#### What to produce
Copy each line of the entries that contains the word "условий".

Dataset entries
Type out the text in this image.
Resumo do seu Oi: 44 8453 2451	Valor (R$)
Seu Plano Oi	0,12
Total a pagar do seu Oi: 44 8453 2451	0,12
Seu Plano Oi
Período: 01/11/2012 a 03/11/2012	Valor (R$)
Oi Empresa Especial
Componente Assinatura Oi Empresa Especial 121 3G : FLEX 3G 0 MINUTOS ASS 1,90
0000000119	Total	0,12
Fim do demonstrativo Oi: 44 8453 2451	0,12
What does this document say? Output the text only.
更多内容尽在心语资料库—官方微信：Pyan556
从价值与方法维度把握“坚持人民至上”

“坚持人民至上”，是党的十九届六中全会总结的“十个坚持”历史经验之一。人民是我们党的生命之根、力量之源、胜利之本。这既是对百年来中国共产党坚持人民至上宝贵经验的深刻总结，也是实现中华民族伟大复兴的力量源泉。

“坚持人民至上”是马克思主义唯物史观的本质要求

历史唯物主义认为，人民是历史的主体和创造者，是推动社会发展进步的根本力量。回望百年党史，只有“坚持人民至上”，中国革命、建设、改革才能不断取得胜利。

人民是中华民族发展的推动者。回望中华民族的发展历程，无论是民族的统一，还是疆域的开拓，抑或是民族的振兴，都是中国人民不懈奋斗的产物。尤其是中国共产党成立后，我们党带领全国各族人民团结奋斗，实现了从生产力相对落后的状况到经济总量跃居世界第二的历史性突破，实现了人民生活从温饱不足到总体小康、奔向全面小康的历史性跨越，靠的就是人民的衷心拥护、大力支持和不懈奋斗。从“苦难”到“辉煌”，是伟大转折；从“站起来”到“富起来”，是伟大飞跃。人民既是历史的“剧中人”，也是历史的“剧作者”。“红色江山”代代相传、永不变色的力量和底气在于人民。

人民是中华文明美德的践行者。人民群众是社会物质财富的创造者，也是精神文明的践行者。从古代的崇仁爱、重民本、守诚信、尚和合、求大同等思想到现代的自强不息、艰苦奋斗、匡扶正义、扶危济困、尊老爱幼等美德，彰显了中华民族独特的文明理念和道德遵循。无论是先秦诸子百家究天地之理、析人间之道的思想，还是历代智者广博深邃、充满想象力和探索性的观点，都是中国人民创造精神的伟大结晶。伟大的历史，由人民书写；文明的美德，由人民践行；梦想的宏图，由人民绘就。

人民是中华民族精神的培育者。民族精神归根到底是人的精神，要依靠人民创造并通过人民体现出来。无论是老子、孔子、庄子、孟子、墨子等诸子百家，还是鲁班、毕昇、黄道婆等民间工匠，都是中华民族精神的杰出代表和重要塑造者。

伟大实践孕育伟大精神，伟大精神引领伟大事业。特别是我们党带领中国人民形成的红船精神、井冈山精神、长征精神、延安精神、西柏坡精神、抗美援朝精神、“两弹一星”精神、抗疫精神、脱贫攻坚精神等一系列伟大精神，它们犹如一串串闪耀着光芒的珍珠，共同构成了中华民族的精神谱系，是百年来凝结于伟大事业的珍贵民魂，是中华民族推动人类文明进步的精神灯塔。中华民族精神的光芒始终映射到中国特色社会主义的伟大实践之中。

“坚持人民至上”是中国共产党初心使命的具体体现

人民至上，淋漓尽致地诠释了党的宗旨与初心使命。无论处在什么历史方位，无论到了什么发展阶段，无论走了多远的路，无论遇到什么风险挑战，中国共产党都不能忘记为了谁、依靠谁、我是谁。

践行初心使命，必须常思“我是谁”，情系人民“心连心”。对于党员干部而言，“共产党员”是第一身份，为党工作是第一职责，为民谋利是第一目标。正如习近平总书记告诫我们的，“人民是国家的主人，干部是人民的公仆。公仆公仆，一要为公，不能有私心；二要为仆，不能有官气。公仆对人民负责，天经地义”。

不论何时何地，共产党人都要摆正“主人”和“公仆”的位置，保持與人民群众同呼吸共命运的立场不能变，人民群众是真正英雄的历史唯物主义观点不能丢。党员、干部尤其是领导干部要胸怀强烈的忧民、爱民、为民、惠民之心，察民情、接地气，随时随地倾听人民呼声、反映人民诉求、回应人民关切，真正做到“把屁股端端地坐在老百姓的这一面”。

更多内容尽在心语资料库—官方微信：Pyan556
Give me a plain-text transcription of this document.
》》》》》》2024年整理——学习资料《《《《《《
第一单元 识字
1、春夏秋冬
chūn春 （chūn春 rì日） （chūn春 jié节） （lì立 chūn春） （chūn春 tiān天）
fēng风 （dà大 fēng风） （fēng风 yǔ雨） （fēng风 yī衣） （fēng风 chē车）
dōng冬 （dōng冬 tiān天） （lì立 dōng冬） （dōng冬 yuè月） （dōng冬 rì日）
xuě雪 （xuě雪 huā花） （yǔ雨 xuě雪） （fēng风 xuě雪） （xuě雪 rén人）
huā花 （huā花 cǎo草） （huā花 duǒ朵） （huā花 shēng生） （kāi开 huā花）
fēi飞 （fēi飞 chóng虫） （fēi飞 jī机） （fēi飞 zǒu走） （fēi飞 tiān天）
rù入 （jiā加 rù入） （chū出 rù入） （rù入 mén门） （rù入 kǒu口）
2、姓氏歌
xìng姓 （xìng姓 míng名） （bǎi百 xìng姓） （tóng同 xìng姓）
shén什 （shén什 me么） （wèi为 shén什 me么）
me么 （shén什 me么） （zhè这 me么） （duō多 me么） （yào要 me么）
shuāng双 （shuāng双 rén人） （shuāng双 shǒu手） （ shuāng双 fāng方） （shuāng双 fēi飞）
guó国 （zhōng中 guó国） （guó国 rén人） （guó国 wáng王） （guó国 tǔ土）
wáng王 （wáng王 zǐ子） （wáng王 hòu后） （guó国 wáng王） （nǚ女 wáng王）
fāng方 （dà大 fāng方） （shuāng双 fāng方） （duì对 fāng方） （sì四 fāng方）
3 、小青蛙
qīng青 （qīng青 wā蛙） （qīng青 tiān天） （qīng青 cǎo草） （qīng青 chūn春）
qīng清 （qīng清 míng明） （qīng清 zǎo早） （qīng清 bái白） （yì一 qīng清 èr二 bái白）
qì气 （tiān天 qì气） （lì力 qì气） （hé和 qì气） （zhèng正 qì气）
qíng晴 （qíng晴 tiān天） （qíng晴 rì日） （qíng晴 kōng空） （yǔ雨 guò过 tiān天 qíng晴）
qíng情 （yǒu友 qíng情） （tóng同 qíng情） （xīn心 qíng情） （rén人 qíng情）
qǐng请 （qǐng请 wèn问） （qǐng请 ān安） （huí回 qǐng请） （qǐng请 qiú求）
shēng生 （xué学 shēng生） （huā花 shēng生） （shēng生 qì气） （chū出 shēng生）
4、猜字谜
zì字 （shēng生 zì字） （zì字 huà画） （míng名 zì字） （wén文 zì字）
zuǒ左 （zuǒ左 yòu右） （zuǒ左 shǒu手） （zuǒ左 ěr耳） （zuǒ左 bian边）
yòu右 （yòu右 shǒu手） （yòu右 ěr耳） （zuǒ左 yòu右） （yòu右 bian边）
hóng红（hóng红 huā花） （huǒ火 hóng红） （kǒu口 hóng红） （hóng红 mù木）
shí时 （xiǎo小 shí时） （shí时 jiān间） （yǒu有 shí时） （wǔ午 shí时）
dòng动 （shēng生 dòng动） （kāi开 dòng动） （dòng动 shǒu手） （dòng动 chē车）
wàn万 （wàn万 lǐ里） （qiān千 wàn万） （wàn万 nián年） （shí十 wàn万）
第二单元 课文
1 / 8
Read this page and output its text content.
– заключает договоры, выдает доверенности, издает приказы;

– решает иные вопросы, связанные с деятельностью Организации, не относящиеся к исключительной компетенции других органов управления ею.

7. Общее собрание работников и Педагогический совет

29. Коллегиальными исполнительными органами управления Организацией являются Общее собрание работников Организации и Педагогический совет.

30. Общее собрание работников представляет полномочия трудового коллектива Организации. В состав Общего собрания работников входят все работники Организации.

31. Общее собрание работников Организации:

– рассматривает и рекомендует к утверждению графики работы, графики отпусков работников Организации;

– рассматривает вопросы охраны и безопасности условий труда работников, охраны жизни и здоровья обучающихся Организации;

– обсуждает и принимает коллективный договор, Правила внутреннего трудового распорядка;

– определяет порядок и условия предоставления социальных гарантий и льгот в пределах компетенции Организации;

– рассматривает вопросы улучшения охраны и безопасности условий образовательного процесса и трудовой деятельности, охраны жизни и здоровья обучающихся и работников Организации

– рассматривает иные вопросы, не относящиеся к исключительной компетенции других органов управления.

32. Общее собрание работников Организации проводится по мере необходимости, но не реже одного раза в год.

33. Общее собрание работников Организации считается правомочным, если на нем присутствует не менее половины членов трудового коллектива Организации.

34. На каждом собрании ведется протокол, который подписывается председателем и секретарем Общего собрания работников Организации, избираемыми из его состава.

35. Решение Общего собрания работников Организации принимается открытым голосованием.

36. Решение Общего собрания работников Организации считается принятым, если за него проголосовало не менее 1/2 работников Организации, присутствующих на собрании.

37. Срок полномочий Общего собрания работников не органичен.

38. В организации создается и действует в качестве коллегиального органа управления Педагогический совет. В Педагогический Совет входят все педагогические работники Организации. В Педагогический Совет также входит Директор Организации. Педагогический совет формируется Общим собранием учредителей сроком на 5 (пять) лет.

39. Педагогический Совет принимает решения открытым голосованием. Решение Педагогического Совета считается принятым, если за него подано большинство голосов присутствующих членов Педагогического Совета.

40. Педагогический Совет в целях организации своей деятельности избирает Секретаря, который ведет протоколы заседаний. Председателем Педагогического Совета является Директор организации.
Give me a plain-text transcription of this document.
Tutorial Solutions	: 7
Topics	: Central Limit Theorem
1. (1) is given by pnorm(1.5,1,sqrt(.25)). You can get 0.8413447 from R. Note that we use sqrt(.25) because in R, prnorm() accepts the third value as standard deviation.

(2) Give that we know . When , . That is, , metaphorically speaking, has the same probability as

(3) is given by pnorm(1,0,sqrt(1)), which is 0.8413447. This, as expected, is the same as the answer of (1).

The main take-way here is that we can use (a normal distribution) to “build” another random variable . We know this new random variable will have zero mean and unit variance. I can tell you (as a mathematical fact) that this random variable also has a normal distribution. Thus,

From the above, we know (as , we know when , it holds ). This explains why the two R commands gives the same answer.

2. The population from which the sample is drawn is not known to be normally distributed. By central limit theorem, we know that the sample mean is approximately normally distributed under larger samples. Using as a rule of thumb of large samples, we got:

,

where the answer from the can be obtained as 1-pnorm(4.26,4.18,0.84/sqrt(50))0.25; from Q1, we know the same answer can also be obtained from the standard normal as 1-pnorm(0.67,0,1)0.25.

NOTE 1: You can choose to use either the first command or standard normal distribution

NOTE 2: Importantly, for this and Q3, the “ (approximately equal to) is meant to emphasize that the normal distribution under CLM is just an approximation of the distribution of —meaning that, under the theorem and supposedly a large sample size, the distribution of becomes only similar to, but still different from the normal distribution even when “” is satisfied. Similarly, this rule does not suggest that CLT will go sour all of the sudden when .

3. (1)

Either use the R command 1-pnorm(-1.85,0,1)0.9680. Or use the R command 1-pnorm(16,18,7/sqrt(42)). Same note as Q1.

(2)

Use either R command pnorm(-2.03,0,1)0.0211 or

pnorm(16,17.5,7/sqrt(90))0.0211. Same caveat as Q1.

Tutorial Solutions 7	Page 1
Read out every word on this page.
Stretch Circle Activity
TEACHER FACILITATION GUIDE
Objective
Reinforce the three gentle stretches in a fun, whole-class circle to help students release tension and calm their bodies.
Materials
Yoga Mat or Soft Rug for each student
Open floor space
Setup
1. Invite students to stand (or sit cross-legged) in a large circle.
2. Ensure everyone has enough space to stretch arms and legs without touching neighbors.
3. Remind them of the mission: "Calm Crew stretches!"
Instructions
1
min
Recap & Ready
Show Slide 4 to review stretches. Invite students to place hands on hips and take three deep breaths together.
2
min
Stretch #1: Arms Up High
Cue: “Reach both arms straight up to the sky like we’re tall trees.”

#### The output
– рассматривает вопросы охраны и безопасности условий труда работников, охраны жизни и здоровья обучающихся Организации;
– рассматривает вопросы улучшения охраны и безопасности условий образовательного процесса и трудовой деятельности, охраны жизни и здоровья обучающихся и работников Организации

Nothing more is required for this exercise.